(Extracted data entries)
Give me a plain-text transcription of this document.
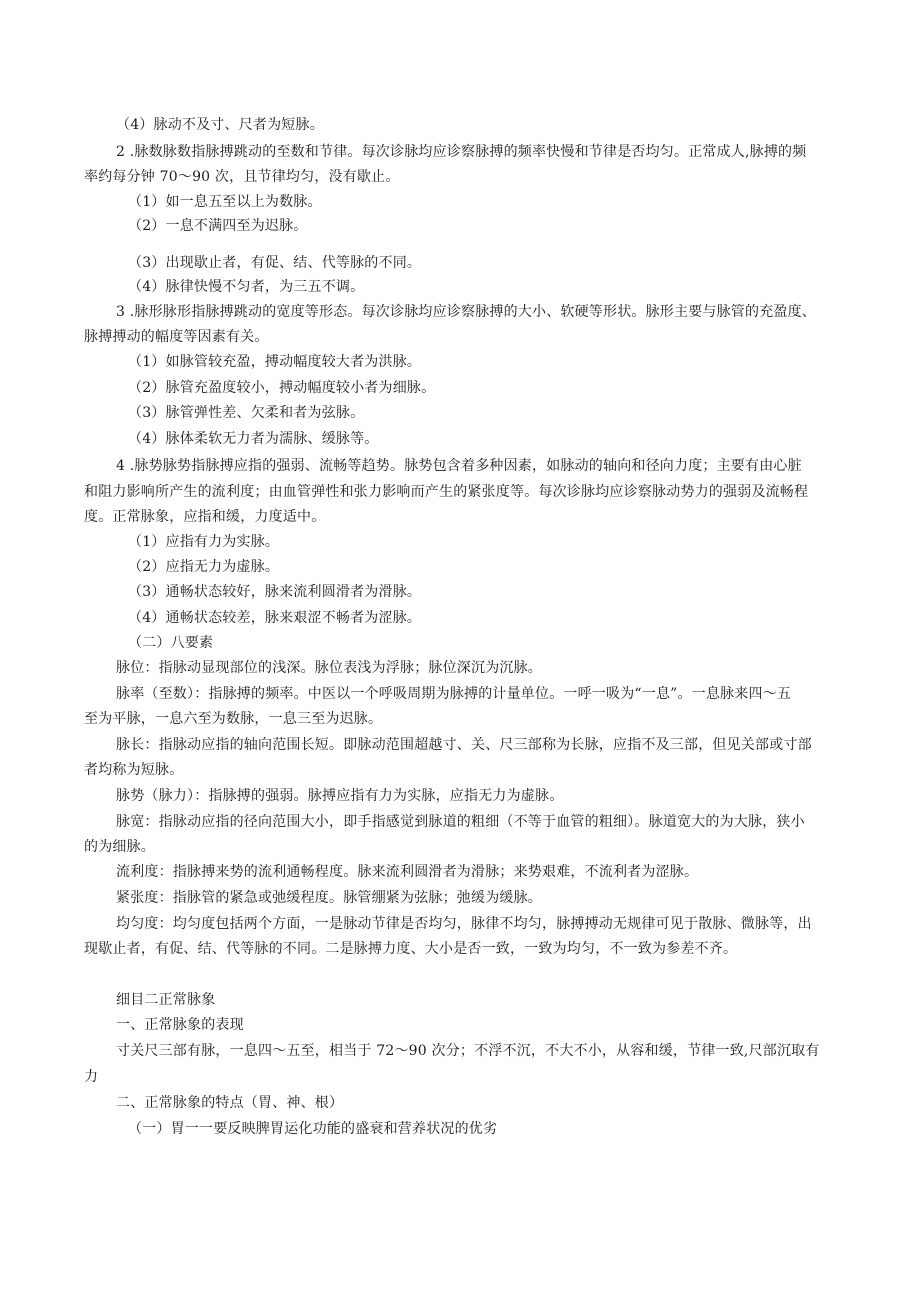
（4）脉动不及寸、尺者为短脉。
2 .脉数脉数指脉搏跳动的至数和节律。每次诊脉均应诊察脉搏的频率快慢和节律是否均匀。正常成人,脉搏的频
率约每分钟 70～90 次，且节律均匀，没有歇止。
（1）如一息五至以上为数脉。
（2）一息不满四至为迟脉。
（3）出现歇止者，有促、结、代等脉的不同。
（4）脉律快慢不匀者，为三五不调。
3 .脉形脉形指脉搏跳动的宽度等形态。每次诊脉均应诊察脉搏的大小、软硬等形状。脉形主要与脉管的充盈度、
脉搏搏动的幅度等因素有关。
（1）如脉管较充盈，搏动幅度较大者为洪脉。
（2）脉管充盈度较小，搏动幅度较小者为细脉。
（3）脉管弹性差、欠柔和者为弦脉。
（4）脉体柔软无力者为濡脉、缓脉等。
4 .脉势脉势指脉搏应指的强弱、流畅等趋势。脉势包含着多种因素，如脉动的轴向和径向力度；主要有由心脏
和阻力影响所产生的流利度；由血管弹性和张力影响而产生的紧张度等。每次诊脉均应诊察脉动势力的强弱及流畅程
度。正常脉象，应指和缓，力度适中。
（1）应指有力为实脉。
（2）应指无力为虚脉。
（3）通畅状态较好，脉来流利圆滑者为滑脉。
（4）通畅状态较差，脉来艰涩不畅者为涩脉。
（二）八要素
脉位：指脉动显现部位的浅深。脉位表浅为浮脉；脉位深沉为沉脉。
脉率（至数）：指脉搏的频率。中医以一个呼吸周期为脉搏的计量单位。一呼一吸为“一息”。一息脉来四～五
至为平脉，一息六至为数脉，一息三至为迟脉。
脉长：指脉动应指的轴向范围长短。即脉动范围超越寸、关、尺三部称为长脉，应指不及三部，但见关部或寸部
者均称为短脉。
脉势（脉力）：指脉搏的强弱。脉搏应指有力为实脉，应指无力为虚脉。
脉宽：指脉动应指的径向范围大小，即手指感觉到脉道的粗细（不等于血管的粗细）。脉道宽大的为大脉，狭小
的为细脉。
流利度：指脉搏来势的流利通畅程度。脉来流利圆滑者为滑脉；来势艰难，不流利者为涩脉。
紧张度：指脉管的紧急或弛缓程度。脉管绷紧为弦脉；弛缓为缓脉。
均匀度：均匀度包括两个方面，一是脉动节律是否均匀，脉律不均匀，脉搏搏动无规律可见于散脉、微脉等，出
现歇止者，有促、结、代等脉的不同。二是脉搏力度、大小是否一致，一致为均匀，不一致为参差不齐。
细目二正常脉象
一、正常脉象的表现
寸关尺三部有脉，一息四～五至，相当于 72～90 次分；不浮不沉，不大不小，从容和缓，节律一致,尺部沉取有
力
二、正常脉象的特点（胃、神、根）
（一）胃一一要反映脾胃运化功能的盛衰和营养状况的优劣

** Task to complete **
Copy the listing in full and without alteration, omitting every picture.

** Answer to the exercise **
Give me a plain-text transcription of this document.
（4）脉动不及寸、尺者为短脉。
2 .脉数脉数指脉搏跳动的至数和节律。每次诊脉均应诊察脉搏的频率快慢和节律是否均匀。正常成人,脉搏的频
率约每分钟 70～90 次，且节律均匀，没有歇止。
（1）如一息五至以上为数脉。
（2）一息不满四至为迟脉。
（3）出现歇止者，有促、结、代等脉的不同。
（4）脉律快慢不匀者，为三五不调。
3 .脉形脉形指脉搏跳动的宽度等形态。每次诊脉均应诊察脉搏的大小、软硬等形状。脉形主要与脉管的充盈度、
脉搏搏动的幅度等因素有关。
（1）如脉管较充盈，搏动幅度较大者为洪脉。
（2）脉管充盈度较小，搏动幅度较小者为细脉。
（3）脉管弹性差、欠柔和者为弦脉。
（4）脉体柔软无力者为濡脉、缓脉等。
4 .脉势脉势指脉搏应指的强弱、流畅等趋势。脉势包含着多种因素，如脉动的轴向和径向力度；主要有由心脏
和阻力影响所产生的流利度；由血管弹性和张力影响而产生的紧张度等。每次诊脉均应诊察脉动势力的强弱及流畅程
度。正常脉象，应指和缓，力度适中。
（1）应指有力为实脉。
（2）应指无力为虚脉。
（3）通畅状态较好，脉来流利圆滑者为滑脉。
（4）通畅状态较差，脉来艰涩不畅者为涩脉。
（二）八要素
脉位：指脉动显现部位的浅深。脉位表浅为浮脉；脉位深沉为沉脉。
脉率（至数）：指脉搏的频率。中医以一个呼吸周期为脉搏的计量单位。一呼一吸为“一息”。一息脉来四～五
至为平脉，一息六至为数脉，一息三至为迟脉。
脉长：指脉动应指的轴向范围长短。即脉动范围超越寸、关、尺三部称为长脉，应指不及三部，但见关部或寸部
者均称为短脉。
脉势（脉力）：指脉搏的强弱。脉搏应指有力为实脉，应指无力为虚脉。
脉宽：指脉动应指的径向范围大小，即手指感觉到脉道的粗细（不等于血管的粗细）。脉道宽大的为大脉，狭小
的为细脉。
流利度：指脉搏来势的流利通畅程度。脉来流利圆滑者为滑脉；来势艰难，不流利者为涩脉。
紧张度：指脉管的紧急或弛缓程度。脉管绷紧为弦脉；弛缓为缓脉。
均匀度：均匀度包括两个方面，一是脉动节律是否均匀，脉律不均匀，脉搏搏动无规律可见于散脉、微脉等，出
现歇止者，有促、结、代等脉的不同。二是脉搏力度、大小是否一致，一致为均匀，不一致为参差不齐。
细目二正常脉象
一、正常脉象的表现
寸关尺三部有脉，一息四～五至，相当于 72～90 次分；不浮不沉，不大不小，从容和缓，节律一致,尺部沉取有
力
二、正常脉象的特点（胃、神、根）
（一）胃一一要反映脾胃运化功能的盛衰和营养状况的优劣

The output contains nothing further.